## Input material
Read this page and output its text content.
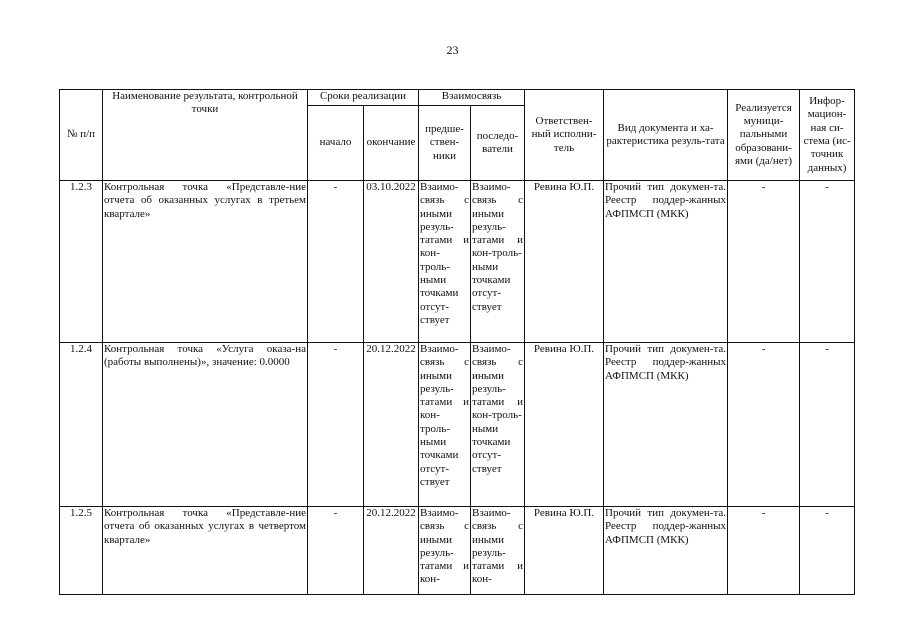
23
№ п/п	Наименование результата, контрольной точки	Сроки реализации		Взаимосвязь		Ответствен-ный исполни-тель	Вид документа и ха-рактеристика резуль-тата	Реализуется муници-пальными образовани-ями (да/нет)	Инфор-мацион-ная си-стема (ис-точник данных)
		начало	окончание	предше-ствен-ники	последо-ватели				
1.2.3	Контрольная точка «Представле-ние отчета об оказанных услугах в третьем квартале»	-	03.10.2022	Взаимо-связь с иными резуль-татами и кон-троль-ными точками отсут-ствует	Взаимо-связь с иными резуль-татами и кон-троль-ными точками отсут-ствует	Ревина Ю.П.	Прочий тип докумен-та. Реестр поддер-жанных АФПМСП (МКК)	-	-
1.2.4	Контрольная точка «Услуга оказа-на (работы выполнены)», значение: 0.0000	-	20.12.2022	Взаимо-связь с иными резуль-татами и кон-троль-ными точками отсут-ствует	Взаимо-связь с иными резуль-татами и кон-троль-ными точками отсут-ствует	Ревина Ю.П.	Прочий тип докумен-та. Реестр поддер-жанных АФПМСП (МКК)	-	-
1.2.5	Контрольная точка «Представле-ние отчета об оказанных услугах в четвертом квартале»	-	20.12.2022	Взаимо-связь с иными резуль-татами и кон-	Взаимо-связь с иными резуль-татами и кон-	Ревина Ю.П.	Прочий тип докумен-та. Реестр поддер-жанных АФПМСП (МКК)	-	-
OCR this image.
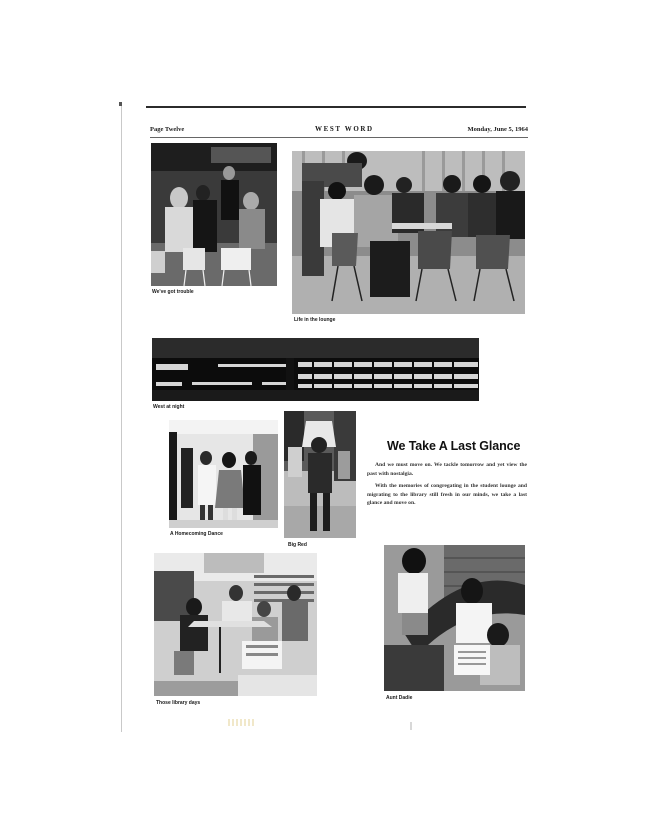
Page Twelve	WEST WORD	Monday, June 5, 1964
We've got trouble
Life in the lounge
West at night
A Homecoming Dance
Big Red
We Take A Last Glance

And we must move on. We tackle tomorrow and yet view the past with nostalgia.

With the memories of congregating in the student lounge and migrating to the library still fresh in our minds, we take a last glance and move on.

Those library days
Aunt Dadie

## Task requirements
Output every entry verbatim. Pictures do not belong in the copy.

## Task solution
Read this page and output its text content.
23
№ п/п	Наименование результата, контрольной точки	Сроки реализации		Взаимосвязь		Ответствен-ный исполни-тель	Вид документа и ха-рактеристика резуль-тата	Реализуется муници-пальными образовани-ями (да/нет)	Инфор-мацион-ная си-стема (ис-точник данных)
		начало	окончание	предше-ствен-ники	последо-ватели				
1.2.3	Контрольная точка «Представле-ние отчета об оказанных услугах в третьем квартале»	-	03.10.2022	Взаимо-связь с иными резуль-татами и кон-троль-ными точками отсут-ствует	Взаимо-связь с иными резуль-татами и кон-троль-ными точками отсут-ствует	Ревина Ю.П.	Прочий тип докумен-та. Реестр поддер-жанных АФПМСП (МКК)	-	-
1.2.4	Контрольная точка «Услуга оказа-на (работы выполнены)», значение: 0.0000	-	20.12.2022	Взаимо-связь с иными резуль-татами и кон-троль-ными точками отсут-ствует	Взаимо-связь с иными резуль-татами и кон-троль-ными точками отсут-ствует	Ревина Ю.П.	Прочий тип докумен-та. Реестр поддер-жанных АФПМСП (МКК)	-	-
1.2.5	Контрольная точка «Представле-ние отчета об оказанных услугах в четвертом квартале»	-	20.12.2022	Взаимо-связь с иными резуль-татами и кон-	Взаимо-связь с иными резуль-татами и кон-	Ревина Ю.П.	Прочий тип докумен-та. Реестр поддер-жанных АФПМСП (МКК)	-	-
OCR this image.
Page Twelve	WEST WORD	Monday, June 5, 1964
We've got trouble
Life in the lounge
West at night
A Homecoming Dance
Big Red
We Take A Last Glance

And we must move on. We tackle tomorrow and yet view the past with nostalgia.

With the memories of congregating in the student lounge and migrating to the library still fresh in our minds, we take a last glance and move on.

Those library days
Aunt Dadie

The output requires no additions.